→ **Objective**
Reproduce the following lines verbatim.

→ **Data in this exercise**
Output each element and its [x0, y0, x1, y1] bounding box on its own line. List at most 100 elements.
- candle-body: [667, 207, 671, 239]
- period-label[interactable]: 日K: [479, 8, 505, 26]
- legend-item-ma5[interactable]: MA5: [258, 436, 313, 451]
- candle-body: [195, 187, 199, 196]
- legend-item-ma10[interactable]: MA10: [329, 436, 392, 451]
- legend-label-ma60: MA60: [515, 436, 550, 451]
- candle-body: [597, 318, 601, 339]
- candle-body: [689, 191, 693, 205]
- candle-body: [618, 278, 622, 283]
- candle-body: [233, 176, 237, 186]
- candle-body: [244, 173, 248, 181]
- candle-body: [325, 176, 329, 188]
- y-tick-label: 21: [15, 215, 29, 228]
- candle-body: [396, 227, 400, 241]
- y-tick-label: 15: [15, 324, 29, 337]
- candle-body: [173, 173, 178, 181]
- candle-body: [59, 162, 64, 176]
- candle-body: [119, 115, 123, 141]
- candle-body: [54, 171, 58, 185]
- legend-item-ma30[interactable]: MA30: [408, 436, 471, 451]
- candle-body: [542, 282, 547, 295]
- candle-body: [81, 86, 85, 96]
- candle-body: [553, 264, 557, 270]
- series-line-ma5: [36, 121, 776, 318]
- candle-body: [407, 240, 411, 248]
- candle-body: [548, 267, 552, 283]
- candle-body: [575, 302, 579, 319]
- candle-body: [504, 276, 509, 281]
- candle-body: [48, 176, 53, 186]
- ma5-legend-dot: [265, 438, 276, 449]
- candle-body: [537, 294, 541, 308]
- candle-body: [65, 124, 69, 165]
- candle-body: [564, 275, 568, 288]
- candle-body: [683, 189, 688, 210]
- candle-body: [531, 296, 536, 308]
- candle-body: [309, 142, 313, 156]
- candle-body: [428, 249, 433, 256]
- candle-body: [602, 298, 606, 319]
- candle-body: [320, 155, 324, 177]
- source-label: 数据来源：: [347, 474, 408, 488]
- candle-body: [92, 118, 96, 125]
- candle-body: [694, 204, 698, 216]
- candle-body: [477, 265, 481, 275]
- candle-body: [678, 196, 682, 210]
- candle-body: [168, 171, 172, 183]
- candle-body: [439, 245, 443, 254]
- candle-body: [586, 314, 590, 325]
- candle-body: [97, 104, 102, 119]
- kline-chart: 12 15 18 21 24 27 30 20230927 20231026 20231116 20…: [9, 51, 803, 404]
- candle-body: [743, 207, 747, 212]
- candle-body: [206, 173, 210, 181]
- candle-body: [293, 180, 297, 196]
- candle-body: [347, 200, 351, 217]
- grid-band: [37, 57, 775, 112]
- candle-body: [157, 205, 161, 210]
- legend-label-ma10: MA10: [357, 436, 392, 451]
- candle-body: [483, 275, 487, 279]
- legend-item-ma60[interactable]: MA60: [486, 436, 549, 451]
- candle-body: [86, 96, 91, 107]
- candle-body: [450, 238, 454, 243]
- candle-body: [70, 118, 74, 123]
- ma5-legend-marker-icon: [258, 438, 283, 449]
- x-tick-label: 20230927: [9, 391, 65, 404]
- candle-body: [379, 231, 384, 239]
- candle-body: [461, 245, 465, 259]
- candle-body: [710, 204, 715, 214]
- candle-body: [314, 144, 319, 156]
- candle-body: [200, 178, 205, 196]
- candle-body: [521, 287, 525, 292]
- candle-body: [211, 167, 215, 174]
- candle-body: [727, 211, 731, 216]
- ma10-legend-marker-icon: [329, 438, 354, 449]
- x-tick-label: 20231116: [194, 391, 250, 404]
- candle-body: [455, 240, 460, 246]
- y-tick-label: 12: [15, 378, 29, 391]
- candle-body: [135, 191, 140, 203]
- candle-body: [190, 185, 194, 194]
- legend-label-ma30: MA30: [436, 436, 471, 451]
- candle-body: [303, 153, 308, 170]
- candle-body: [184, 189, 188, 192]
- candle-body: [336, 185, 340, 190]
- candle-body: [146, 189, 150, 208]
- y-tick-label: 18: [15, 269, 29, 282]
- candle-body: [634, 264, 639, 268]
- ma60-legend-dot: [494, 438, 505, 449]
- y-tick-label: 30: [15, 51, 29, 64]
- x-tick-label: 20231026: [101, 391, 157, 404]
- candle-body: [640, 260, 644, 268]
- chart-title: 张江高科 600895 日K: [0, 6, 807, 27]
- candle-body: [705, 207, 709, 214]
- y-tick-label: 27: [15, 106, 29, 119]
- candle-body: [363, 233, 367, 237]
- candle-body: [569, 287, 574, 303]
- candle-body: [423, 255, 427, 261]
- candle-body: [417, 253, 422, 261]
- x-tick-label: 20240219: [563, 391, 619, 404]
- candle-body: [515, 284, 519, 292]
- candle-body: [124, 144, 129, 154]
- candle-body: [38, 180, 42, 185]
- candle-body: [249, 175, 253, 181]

→ **Solution to this problem**
Output each element and its [x0, y0, x1, y1] bounding box on its own line. List at most 100 elements.
- candle-body: [667, 207, 671, 239]
- period-label[interactable]: 日K: [479, 8, 505, 26]
- legend-item-ma5[interactable]: MA5: [258, 436, 313, 451]
- candle-body: [195, 187, 199, 196]
- legend-item-ma10[interactable]: MA10: [329, 436, 392, 451]
- legend-label-ma60: MA60: [515, 436, 550, 451]
- candle-body: [597, 318, 601, 339]
- candle-body: [689, 191, 693, 205]
- candle-body: [618, 278, 622, 283]
- candle-body: [233, 176, 237, 186]
- candle-body: [244, 173, 248, 181]
- candle-body: [325, 176, 329, 188]
- y-tick-label: 21: [15, 215, 29, 228]
- candle-body: [396, 227, 400, 241]
- y-tick-label: 15: [15, 324, 29, 337]
- candle-body: [173, 173, 178, 181]
- candle-body: [59, 162, 64, 176]
- candle-body: [119, 115, 123, 141]
- candle-body: [54, 171, 58, 185]
- legend-item-ma30[interactable]: MA30: [408, 436, 471, 451]
- candle-body: [542, 282, 547, 295]
- candle-body: [81, 86, 85, 96]
- candle-body: [553, 264, 557, 270]
- series-line-ma5: [36, 121, 776, 318]
- candle-body: [407, 240, 411, 248]
- candle-body: [548, 267, 552, 283]
- candle-body: [575, 302, 579, 319]
- candle-body: [504, 276, 509, 281]
- candle-body: [48, 176, 53, 186]
- ma5-legend-dot: [265, 438, 276, 449]
- candle-body: [537, 294, 541, 308]
- candle-body: [65, 124, 69, 165]
- candle-body: [564, 275, 568, 288]
- candle-body: [683, 189, 688, 210]
- candle-body: [531, 296, 536, 308]
- candle-body: [309, 142, 313, 156]
- candle-body: [428, 249, 433, 256]
- candle-body: [602, 298, 606, 319]
- candle-body: [320, 155, 324, 177]
- source-label: 数据来源：: [347, 474, 408, 488]
- candle-body: [92, 118, 96, 125]
- candle-body: [694, 204, 698, 216]
- candle-body: [477, 265, 481, 275]
- candle-body: [678, 196, 682, 210]
- candle-body: [168, 171, 172, 183]
- candle-body: [439, 245, 443, 254]
- candle-body: [586, 314, 590, 325]
- candle-body: [97, 104, 102, 119]
- kline-chart: 12 15 18 21 24 27 30 20230927 20231026 20231116 20…: [9, 51, 803, 404]
- candle-body: [743, 207, 747, 212]
- candle-body: [206, 173, 210, 181]
- candle-body: [293, 180, 297, 196]
- candle-body: [347, 200, 351, 217]
- grid-band: [37, 57, 775, 112]
- candle-body: [157, 205, 161, 210]
- legend-label-ma10: MA10: [357, 436, 392, 451]
- candle-body: [483, 275, 487, 279]
- legend-item-ma60[interactable]: MA60: [486, 436, 549, 451]
- candle-body: [86, 96, 91, 107]
- candle-body: [450, 238, 454, 243]
- candle-body: [70, 118, 74, 123]
- ma5-legend-marker-icon: [258, 438, 283, 449]
- x-tick-label: 20230927: [9, 391, 65, 404]
- candle-body: [379, 231, 384, 239]
- candle-body: [461, 245, 465, 259]
- candle-body: [710, 204, 715, 214]
- candle-body: [314, 144, 319, 156]
- candle-body: [200, 178, 205, 196]
- candle-body: [521, 287, 525, 292]
- candle-body: [211, 167, 215, 174]
- candle-body: [727, 211, 731, 216]
- ma10-legend-marker-icon: [329, 438, 354, 449]
- x-tick-label: 20231116: [194, 391, 250, 404]
- candle-body: [455, 240, 460, 246]
- y-tick-label: 12: [15, 378, 29, 391]
- candle-body: [135, 191, 140, 203]
- candle-body: [190, 185, 194, 194]
- legend-label-ma30: MA30: [436, 436, 471, 451]
- candle-body: [303, 153, 308, 170]
- candle-body: [184, 189, 188, 192]
- candle-body: [336, 185, 340, 190]
- candle-body: [146, 189, 150, 208]
- y-tick-label: 18: [15, 269, 29, 282]
- candle-body: [634, 264, 639, 268]
- ma60-legend-dot: [494, 438, 505, 449]
- y-tick-label: 30: [15, 51, 29, 64]
- x-tick-label: 20231026: [101, 391, 157, 404]
- candle-body: [640, 260, 644, 268]
- chart-title: 张江高科 600895 日K: [0, 6, 807, 27]
- candle-body: [705, 207, 709, 214]
- y-tick-label: 27: [15, 106, 29, 119]
- candle-body: [363, 233, 367, 237]
- candle-body: [569, 287, 574, 303]
- candle-body: [423, 255, 427, 261]
- candle-body: [417, 253, 422, 261]
- x-tick-label: 20240219: [563, 391, 619, 404]
- candle-body: [515, 284, 519, 292]
- candle-body: [124, 144, 129, 154]
- candle-body: [38, 180, 42, 185]
- candle-body: [249, 175, 253, 181]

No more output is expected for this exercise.